**The problem:**
Check every line below for the word "among" and copy each one that has it.
··· Source material
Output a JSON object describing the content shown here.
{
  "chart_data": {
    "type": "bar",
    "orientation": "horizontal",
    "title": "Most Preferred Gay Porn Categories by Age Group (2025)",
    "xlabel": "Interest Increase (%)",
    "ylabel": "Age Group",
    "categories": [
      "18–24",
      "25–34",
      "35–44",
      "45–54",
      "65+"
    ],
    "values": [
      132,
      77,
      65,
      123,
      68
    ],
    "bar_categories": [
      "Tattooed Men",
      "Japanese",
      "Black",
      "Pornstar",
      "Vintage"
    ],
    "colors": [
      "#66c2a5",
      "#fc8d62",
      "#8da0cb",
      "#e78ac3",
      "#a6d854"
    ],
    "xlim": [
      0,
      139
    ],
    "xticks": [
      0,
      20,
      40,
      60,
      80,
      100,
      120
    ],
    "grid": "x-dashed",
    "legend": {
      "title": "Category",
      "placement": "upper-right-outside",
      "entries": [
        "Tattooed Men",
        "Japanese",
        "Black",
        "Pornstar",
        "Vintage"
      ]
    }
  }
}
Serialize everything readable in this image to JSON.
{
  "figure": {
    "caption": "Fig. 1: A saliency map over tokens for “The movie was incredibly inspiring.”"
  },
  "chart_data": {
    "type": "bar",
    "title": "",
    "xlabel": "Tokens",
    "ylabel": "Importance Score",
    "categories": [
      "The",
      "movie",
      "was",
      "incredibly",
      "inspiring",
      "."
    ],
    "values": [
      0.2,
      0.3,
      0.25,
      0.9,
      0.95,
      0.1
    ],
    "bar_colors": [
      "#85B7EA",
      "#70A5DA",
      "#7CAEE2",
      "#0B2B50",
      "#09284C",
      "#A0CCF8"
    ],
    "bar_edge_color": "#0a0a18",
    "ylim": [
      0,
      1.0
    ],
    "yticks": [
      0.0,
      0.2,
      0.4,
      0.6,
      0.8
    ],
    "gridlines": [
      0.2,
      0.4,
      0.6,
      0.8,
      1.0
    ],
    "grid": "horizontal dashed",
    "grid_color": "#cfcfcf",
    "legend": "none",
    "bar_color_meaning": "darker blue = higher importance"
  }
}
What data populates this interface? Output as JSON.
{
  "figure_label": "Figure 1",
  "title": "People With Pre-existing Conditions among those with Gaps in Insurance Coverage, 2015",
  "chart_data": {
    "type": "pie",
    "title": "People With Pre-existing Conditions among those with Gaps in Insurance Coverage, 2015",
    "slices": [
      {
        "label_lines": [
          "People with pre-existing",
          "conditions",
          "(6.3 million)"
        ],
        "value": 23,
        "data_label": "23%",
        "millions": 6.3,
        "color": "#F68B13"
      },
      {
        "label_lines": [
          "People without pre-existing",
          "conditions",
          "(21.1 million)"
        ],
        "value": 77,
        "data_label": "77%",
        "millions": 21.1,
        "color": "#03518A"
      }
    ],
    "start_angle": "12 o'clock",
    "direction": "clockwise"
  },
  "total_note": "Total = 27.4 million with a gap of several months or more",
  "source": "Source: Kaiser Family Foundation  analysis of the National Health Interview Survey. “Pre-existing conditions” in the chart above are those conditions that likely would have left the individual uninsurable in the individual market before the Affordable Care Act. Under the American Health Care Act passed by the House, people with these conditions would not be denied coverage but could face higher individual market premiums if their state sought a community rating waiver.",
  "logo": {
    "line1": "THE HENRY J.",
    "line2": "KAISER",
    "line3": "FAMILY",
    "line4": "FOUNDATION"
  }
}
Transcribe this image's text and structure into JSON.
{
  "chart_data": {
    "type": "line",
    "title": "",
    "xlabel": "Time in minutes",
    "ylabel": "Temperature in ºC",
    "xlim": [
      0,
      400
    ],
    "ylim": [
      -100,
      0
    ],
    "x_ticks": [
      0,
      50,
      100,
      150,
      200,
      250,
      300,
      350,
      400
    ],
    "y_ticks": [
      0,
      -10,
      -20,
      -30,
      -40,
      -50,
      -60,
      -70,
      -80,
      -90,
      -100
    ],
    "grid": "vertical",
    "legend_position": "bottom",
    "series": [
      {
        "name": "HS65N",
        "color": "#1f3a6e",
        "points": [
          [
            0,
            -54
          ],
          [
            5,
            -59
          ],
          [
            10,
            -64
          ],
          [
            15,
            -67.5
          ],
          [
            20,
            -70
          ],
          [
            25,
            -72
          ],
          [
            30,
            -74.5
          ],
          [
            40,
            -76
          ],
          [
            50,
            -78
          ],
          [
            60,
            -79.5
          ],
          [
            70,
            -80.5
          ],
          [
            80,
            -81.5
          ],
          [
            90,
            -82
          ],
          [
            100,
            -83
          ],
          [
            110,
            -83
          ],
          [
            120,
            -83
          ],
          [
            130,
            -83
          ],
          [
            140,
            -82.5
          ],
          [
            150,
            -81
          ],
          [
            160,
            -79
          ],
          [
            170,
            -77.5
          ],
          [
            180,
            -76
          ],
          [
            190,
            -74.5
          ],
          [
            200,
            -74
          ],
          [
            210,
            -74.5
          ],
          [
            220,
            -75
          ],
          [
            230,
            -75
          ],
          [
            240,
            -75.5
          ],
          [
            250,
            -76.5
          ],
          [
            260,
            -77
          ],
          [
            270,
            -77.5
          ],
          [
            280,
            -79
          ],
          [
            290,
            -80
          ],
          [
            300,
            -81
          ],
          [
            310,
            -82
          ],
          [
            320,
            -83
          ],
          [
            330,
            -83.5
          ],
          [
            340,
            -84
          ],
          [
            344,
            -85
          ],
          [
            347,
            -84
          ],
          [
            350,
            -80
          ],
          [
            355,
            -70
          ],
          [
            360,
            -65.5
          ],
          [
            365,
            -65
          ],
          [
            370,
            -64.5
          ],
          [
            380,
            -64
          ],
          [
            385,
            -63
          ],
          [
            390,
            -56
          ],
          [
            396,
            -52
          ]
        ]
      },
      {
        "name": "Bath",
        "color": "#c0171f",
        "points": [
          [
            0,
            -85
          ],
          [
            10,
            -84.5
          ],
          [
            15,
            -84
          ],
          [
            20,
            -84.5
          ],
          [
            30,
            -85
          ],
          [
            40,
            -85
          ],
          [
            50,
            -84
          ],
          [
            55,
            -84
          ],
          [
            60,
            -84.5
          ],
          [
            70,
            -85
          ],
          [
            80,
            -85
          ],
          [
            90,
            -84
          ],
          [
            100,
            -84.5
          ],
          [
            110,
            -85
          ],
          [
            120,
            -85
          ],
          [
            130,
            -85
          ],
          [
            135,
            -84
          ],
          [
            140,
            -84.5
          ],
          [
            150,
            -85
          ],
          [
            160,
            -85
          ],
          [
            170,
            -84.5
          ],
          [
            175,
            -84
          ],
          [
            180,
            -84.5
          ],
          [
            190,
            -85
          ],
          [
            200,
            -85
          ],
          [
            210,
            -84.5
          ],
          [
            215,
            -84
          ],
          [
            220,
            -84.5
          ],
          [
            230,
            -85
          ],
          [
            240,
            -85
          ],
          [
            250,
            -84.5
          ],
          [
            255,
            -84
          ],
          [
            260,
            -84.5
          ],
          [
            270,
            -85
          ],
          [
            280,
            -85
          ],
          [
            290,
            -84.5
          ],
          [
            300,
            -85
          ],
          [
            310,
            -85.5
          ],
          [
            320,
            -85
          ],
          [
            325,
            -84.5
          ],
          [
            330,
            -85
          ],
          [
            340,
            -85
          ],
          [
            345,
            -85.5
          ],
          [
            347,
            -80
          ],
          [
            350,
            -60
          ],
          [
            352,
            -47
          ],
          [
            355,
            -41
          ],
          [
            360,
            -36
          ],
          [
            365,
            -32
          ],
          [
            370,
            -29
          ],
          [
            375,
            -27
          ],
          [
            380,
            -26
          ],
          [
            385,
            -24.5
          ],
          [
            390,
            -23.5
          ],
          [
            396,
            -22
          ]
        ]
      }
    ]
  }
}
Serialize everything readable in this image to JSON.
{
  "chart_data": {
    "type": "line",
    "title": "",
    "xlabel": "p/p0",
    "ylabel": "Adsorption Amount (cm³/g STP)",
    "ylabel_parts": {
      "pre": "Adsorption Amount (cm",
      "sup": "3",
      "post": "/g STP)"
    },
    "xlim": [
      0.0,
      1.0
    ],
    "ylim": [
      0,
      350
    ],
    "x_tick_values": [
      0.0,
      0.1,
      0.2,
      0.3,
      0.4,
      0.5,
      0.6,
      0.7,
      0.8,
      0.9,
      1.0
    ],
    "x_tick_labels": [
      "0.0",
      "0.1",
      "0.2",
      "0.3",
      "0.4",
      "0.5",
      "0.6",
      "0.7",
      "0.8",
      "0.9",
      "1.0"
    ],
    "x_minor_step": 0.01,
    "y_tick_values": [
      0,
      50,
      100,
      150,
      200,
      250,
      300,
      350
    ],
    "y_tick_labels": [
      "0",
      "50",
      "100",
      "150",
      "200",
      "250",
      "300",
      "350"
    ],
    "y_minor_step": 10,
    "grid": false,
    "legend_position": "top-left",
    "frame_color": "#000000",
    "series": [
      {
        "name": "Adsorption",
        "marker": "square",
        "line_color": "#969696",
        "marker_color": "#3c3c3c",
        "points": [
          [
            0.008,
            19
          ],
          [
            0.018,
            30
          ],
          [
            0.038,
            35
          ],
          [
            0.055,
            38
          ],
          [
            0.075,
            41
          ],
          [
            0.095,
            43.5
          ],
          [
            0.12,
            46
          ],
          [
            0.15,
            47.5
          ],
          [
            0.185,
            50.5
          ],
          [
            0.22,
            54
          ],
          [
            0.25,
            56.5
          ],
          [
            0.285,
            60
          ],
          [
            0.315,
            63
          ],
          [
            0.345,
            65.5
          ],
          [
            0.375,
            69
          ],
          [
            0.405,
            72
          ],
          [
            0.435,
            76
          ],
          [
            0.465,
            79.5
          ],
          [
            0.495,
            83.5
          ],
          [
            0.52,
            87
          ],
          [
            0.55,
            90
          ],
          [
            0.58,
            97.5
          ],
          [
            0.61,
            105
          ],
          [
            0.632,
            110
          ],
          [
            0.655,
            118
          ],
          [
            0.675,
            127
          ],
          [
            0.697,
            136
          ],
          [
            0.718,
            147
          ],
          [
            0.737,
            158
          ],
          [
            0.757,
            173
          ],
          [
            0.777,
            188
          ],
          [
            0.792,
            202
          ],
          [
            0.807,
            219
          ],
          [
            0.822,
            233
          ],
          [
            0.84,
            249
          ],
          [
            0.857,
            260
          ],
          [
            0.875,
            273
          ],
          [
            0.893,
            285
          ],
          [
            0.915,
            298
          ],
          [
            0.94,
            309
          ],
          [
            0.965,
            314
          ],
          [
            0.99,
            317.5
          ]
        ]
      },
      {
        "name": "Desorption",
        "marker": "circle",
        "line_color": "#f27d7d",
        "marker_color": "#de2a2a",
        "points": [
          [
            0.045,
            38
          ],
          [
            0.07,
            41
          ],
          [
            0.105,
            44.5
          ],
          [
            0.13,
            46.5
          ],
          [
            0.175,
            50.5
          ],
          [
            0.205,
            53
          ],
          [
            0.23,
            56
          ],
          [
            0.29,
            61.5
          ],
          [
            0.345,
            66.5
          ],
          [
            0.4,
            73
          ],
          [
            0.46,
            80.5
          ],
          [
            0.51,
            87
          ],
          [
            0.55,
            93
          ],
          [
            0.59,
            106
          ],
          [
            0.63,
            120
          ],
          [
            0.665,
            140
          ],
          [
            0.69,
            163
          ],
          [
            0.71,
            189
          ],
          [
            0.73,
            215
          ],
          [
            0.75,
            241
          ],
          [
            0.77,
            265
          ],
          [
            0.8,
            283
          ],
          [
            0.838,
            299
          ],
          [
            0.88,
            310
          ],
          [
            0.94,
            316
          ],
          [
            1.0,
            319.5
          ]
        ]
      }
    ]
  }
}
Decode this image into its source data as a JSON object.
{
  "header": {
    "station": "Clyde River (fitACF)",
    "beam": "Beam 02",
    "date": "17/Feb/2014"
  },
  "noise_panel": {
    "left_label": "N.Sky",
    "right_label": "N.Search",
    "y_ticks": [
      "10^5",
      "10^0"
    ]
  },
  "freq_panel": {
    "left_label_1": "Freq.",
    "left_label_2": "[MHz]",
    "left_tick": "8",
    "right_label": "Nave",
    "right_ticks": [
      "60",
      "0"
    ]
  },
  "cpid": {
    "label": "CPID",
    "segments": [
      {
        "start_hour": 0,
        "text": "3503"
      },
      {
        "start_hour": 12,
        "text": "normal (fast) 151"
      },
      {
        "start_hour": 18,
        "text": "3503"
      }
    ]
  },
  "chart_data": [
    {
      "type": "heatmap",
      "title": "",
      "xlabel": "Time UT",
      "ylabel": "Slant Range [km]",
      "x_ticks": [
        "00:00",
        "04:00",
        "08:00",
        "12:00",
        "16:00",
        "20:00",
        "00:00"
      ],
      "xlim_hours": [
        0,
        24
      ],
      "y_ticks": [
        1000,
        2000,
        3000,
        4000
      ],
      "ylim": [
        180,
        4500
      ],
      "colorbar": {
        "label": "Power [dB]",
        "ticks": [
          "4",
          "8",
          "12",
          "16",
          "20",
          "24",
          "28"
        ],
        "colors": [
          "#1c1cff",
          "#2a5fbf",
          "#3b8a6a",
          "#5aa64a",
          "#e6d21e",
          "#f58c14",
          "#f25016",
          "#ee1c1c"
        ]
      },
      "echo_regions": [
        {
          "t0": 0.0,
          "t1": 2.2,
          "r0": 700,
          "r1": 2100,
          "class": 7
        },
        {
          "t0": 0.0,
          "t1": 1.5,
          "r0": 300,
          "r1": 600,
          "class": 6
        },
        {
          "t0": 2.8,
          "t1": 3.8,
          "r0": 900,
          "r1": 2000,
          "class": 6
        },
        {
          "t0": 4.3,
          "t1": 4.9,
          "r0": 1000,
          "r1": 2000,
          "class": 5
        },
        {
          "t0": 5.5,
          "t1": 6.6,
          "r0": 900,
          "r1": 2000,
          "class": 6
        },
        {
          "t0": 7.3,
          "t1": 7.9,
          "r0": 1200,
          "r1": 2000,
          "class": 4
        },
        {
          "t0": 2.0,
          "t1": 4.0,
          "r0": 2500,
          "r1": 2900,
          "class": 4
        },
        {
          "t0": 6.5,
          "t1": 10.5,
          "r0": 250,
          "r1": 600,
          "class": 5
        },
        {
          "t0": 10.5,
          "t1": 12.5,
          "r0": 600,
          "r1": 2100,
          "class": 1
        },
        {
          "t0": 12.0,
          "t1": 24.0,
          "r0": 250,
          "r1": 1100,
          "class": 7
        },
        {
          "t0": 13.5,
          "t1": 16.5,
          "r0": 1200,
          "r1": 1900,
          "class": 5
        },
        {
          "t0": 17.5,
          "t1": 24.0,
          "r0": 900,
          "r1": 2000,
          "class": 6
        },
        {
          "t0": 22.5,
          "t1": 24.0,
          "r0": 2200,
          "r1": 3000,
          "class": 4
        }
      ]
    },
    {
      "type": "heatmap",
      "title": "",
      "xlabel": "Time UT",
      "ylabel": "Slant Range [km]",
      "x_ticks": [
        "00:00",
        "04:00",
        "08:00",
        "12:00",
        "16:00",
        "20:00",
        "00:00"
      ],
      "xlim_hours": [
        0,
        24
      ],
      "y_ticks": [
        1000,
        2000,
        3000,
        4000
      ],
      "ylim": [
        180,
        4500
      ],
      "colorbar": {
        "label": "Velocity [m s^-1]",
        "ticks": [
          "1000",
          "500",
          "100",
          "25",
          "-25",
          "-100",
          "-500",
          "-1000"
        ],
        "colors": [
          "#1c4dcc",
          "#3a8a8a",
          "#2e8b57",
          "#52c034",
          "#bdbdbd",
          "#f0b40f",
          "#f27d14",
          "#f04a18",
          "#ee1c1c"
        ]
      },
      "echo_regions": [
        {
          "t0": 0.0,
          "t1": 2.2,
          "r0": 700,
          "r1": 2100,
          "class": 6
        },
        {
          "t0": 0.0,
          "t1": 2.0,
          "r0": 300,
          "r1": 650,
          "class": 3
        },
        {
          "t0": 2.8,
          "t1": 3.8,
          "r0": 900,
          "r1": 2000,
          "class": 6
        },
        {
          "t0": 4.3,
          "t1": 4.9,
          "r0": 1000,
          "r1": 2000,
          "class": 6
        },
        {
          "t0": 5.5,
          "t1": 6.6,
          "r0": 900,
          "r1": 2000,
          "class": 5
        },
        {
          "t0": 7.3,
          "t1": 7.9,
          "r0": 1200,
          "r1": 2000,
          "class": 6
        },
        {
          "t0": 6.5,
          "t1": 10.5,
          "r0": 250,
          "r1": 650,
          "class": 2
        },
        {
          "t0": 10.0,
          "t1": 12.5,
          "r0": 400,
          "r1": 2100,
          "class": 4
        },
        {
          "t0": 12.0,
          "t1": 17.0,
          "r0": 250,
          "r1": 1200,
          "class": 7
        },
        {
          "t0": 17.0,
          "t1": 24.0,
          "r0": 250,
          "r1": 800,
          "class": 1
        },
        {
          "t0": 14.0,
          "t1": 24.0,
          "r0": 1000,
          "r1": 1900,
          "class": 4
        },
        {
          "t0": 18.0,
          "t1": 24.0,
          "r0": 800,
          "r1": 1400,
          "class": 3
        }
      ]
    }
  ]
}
······
**Task answer:**
  "title": "People With Pre-existing Conditions among those with Gaps in Insurance Coverage, 2015",
    "title": "People With Pre-existing Conditions among those with Gaps in Insurance Coverage, 2015",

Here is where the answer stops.